> [SET PROBLEM]:
Reproduce the records unchanged, starting with the first line and ending with the line that contains "bar-critical xyxy=(483,315,750,337)".

Lines of data
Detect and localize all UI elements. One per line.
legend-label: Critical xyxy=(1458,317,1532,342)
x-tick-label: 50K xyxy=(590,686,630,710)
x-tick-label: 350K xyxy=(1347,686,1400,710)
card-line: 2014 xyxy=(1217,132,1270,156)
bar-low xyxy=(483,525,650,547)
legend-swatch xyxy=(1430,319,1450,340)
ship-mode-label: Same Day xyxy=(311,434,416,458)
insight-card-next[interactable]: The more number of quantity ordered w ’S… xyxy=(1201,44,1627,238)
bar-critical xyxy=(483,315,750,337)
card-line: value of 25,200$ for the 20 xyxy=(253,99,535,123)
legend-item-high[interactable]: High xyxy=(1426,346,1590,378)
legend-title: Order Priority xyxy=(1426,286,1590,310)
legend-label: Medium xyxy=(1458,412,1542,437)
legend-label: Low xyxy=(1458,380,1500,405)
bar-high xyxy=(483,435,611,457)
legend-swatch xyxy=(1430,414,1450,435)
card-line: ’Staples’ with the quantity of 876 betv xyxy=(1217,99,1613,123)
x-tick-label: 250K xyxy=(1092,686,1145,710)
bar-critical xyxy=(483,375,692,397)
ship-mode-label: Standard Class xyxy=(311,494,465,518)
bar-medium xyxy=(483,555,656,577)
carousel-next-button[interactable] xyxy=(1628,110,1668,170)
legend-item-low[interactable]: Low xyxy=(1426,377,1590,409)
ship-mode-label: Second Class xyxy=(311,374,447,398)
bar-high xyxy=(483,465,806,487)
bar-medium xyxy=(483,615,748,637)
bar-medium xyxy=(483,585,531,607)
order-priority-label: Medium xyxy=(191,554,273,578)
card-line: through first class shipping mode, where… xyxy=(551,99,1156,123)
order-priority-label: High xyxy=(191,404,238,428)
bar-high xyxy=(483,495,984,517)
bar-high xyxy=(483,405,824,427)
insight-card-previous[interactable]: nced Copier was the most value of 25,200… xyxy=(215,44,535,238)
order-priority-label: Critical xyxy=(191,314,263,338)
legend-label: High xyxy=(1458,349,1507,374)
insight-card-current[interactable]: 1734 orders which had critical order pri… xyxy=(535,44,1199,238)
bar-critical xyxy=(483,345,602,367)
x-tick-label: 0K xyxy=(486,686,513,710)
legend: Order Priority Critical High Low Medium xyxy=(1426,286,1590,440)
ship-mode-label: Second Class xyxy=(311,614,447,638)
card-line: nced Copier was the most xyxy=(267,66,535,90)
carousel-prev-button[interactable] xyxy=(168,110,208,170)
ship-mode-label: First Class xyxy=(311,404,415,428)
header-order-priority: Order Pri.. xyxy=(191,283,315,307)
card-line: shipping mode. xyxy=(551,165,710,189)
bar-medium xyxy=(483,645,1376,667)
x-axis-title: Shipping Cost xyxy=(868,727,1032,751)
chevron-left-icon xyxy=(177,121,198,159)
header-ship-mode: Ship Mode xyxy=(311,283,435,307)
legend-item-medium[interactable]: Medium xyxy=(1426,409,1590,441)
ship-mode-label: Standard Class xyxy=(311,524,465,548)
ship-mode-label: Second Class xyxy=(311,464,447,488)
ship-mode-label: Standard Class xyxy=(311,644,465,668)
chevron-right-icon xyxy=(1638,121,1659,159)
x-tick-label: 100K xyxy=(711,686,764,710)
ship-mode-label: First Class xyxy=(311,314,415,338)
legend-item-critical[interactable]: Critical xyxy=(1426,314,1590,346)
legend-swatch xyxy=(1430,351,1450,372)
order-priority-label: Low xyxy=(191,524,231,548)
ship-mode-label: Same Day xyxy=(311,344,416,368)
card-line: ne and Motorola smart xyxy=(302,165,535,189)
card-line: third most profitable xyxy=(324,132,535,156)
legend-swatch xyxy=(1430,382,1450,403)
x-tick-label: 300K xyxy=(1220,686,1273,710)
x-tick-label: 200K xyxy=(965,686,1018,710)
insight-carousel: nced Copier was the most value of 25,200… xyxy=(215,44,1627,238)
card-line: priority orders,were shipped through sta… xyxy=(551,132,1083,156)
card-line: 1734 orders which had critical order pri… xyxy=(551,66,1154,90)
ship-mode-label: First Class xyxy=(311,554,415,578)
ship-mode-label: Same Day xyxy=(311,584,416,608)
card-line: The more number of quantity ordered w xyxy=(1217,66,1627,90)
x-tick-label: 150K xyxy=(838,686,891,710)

> [SOLVED PROBLEM]:
Detect and localize all UI elements. One per line.
legend-label: Critical xyxy=(1458,317,1532,342)
x-tick-label: 50K xyxy=(590,686,630,710)
x-tick-label: 350K xyxy=(1347,686,1400,710)
card-line: 2014 xyxy=(1217,132,1270,156)
bar-low xyxy=(483,525,650,547)
legend-swatch xyxy=(1430,319,1450,340)
ship-mode-label: Same Day xyxy=(311,434,416,458)
insight-card-next[interactable]: The more number of quantity ordered w ’S… xyxy=(1201,44,1627,238)
bar-critical xyxy=(483,315,750,337)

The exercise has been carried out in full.